%%

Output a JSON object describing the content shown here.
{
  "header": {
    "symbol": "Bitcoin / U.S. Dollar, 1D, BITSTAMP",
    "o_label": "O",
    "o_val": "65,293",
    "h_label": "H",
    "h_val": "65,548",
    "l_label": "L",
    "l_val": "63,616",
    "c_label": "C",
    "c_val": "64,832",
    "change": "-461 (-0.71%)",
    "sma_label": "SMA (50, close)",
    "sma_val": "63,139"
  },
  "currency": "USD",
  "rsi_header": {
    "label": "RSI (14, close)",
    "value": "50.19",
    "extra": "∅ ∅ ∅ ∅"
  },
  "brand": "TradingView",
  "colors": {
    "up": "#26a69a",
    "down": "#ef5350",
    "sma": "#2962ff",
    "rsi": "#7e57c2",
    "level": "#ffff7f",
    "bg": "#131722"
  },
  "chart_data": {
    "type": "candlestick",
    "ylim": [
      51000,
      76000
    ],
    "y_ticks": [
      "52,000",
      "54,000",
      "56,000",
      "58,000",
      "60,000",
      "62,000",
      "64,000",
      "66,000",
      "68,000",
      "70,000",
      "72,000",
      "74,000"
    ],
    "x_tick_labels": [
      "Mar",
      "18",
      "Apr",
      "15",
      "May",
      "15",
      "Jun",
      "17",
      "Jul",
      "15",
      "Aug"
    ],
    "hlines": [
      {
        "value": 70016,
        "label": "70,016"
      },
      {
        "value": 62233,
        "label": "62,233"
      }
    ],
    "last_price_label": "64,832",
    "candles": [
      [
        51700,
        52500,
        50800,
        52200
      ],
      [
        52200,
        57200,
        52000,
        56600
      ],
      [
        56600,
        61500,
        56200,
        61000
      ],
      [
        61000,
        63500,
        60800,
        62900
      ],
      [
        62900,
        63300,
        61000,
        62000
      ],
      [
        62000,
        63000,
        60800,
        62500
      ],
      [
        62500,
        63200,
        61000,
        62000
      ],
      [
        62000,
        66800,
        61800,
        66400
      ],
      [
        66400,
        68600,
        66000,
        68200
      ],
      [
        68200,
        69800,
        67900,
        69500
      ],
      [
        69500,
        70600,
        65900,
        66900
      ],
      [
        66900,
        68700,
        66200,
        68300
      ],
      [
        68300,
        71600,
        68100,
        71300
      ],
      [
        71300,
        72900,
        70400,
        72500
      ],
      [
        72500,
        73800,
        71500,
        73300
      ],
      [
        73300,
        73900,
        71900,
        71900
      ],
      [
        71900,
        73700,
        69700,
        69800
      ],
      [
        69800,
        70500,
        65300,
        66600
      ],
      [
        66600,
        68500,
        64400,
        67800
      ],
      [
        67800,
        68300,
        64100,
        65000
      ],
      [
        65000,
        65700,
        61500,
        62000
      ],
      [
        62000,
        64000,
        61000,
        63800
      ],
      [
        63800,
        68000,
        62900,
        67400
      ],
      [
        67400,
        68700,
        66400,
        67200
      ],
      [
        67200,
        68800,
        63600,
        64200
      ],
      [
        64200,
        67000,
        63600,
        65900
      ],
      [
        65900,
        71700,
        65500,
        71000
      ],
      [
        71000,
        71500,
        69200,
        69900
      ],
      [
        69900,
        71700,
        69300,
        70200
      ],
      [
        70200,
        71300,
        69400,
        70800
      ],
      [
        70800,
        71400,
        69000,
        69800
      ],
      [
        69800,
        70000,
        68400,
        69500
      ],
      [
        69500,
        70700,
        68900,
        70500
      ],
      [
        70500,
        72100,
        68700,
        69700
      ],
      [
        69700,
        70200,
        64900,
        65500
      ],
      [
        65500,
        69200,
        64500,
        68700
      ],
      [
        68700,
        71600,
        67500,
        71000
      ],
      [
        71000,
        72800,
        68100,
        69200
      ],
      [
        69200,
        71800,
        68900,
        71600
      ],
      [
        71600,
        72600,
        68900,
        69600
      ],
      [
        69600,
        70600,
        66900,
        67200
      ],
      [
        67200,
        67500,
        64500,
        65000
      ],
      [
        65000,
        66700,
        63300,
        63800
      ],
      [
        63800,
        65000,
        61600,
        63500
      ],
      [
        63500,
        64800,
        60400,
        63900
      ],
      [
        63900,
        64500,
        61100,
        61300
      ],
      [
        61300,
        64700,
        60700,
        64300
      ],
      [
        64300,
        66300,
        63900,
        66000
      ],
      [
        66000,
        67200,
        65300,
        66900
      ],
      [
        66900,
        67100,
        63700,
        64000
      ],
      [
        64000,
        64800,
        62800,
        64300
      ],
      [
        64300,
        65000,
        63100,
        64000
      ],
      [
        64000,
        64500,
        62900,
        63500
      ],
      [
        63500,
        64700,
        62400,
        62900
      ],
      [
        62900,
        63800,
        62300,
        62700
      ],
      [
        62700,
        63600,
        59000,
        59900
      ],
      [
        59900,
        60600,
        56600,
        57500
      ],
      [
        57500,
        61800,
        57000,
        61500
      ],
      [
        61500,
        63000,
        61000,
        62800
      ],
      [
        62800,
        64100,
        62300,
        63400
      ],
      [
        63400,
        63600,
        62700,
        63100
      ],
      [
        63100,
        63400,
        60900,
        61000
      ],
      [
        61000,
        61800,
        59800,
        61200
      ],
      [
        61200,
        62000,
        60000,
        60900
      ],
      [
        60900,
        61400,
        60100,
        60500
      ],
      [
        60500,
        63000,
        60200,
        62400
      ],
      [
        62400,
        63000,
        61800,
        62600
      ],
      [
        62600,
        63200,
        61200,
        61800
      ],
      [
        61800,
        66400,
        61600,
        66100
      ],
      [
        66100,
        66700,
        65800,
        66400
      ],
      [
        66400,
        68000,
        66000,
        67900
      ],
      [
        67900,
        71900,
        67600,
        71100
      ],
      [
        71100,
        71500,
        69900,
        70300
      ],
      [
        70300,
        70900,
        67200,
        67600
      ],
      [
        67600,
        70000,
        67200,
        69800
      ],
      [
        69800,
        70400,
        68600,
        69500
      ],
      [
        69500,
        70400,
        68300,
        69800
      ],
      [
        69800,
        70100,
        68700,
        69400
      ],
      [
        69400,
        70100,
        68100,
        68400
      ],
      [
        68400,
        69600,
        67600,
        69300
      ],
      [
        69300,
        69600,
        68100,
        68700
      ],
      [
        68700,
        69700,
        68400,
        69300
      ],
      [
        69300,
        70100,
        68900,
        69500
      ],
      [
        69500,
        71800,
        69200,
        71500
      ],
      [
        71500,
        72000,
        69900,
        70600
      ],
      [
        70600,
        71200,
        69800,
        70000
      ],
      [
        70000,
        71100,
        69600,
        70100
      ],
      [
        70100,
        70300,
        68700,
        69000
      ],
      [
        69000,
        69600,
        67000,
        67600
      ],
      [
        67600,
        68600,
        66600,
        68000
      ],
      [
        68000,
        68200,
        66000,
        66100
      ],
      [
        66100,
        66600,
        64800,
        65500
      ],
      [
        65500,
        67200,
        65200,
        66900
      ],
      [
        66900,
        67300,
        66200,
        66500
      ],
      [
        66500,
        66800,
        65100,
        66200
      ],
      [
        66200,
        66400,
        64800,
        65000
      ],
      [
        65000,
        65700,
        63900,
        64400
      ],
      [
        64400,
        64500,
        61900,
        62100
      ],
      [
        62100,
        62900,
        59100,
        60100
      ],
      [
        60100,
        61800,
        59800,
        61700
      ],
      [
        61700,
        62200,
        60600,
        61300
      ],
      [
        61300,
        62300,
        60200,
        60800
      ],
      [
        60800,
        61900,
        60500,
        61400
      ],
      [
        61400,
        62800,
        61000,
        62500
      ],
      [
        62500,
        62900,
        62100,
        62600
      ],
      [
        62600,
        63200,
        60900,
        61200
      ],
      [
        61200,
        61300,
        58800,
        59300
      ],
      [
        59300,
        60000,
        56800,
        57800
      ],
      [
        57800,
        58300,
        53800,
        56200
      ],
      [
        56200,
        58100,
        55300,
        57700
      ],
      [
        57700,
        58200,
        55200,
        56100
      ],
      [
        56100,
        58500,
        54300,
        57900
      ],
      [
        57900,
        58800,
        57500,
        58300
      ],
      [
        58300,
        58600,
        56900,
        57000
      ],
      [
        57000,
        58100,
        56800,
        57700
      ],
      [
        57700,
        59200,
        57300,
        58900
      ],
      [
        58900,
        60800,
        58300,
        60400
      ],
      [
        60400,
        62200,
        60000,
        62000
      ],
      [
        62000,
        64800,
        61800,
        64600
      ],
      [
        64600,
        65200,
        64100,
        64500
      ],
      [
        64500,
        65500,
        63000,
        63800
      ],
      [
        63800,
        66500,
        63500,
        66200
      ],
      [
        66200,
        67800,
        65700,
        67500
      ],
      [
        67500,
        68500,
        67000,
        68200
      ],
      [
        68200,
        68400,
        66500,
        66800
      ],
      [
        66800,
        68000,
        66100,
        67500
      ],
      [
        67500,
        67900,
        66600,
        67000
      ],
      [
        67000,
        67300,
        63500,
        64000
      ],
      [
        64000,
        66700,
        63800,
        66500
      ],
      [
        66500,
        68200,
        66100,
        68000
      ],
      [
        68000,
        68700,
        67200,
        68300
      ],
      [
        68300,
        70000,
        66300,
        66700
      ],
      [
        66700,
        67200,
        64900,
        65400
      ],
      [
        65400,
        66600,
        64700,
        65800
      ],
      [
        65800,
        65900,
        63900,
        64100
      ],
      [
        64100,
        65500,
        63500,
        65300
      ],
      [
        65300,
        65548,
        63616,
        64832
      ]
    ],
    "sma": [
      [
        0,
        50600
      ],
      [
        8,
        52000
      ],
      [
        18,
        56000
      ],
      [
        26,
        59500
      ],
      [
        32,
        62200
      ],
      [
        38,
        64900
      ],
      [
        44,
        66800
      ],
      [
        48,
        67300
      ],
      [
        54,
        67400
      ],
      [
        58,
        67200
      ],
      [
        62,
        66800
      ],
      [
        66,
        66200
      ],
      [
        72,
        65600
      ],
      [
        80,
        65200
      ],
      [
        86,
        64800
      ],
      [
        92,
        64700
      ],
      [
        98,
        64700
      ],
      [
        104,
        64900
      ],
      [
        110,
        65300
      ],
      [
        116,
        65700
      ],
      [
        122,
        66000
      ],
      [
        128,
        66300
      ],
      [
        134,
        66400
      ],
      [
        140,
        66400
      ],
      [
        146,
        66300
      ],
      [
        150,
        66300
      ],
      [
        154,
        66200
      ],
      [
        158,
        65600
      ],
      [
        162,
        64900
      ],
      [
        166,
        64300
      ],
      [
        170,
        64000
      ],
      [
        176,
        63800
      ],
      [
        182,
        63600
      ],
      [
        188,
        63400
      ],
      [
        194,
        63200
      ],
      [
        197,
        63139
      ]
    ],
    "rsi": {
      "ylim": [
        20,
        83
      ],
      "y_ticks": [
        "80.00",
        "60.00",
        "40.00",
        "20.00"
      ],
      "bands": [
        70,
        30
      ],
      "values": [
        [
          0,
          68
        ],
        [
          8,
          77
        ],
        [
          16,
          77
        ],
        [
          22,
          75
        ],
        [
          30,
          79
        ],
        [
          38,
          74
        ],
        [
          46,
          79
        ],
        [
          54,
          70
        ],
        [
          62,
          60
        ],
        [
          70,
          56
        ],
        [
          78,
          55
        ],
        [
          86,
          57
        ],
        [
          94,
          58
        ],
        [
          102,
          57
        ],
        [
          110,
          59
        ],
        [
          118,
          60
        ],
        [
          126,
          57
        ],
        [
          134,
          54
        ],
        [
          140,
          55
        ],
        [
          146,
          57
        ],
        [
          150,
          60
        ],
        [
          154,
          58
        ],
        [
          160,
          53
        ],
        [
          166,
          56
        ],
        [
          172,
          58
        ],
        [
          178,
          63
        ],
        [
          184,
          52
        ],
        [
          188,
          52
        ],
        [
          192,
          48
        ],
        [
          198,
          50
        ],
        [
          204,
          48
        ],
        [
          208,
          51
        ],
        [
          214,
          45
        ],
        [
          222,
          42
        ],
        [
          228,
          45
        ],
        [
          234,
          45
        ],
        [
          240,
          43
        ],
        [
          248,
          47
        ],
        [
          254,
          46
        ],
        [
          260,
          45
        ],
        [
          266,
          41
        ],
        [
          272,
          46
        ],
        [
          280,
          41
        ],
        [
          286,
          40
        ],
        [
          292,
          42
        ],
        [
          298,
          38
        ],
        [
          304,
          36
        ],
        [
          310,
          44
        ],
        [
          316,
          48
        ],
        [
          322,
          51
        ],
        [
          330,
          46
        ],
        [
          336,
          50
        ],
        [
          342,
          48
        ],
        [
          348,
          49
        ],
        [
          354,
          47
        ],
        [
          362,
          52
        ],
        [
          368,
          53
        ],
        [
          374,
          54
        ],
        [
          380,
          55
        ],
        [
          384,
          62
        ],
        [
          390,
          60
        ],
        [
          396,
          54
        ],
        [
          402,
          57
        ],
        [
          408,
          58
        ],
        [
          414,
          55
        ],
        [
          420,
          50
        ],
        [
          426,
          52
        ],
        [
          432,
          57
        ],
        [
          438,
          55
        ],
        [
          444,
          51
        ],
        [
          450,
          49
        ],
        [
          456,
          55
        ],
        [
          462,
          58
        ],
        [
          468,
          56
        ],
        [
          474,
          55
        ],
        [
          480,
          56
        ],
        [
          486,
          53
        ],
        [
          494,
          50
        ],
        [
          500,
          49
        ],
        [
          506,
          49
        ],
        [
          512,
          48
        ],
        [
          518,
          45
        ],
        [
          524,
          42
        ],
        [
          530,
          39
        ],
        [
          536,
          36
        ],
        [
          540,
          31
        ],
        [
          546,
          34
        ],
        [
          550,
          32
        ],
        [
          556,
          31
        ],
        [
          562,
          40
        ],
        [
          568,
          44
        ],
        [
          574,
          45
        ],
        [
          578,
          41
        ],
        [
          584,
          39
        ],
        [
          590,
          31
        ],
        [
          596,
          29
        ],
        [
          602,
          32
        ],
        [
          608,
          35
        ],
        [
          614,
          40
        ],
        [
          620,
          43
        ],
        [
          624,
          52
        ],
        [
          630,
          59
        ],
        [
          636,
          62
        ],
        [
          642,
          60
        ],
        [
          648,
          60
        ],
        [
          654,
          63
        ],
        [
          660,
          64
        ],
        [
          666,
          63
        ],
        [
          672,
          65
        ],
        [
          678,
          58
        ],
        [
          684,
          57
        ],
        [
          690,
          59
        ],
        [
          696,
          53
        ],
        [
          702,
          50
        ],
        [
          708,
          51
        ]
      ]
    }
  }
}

%%

*What to do:* Report how many lines hold the string "close", giving the number and nothing else.

*Response below:* 2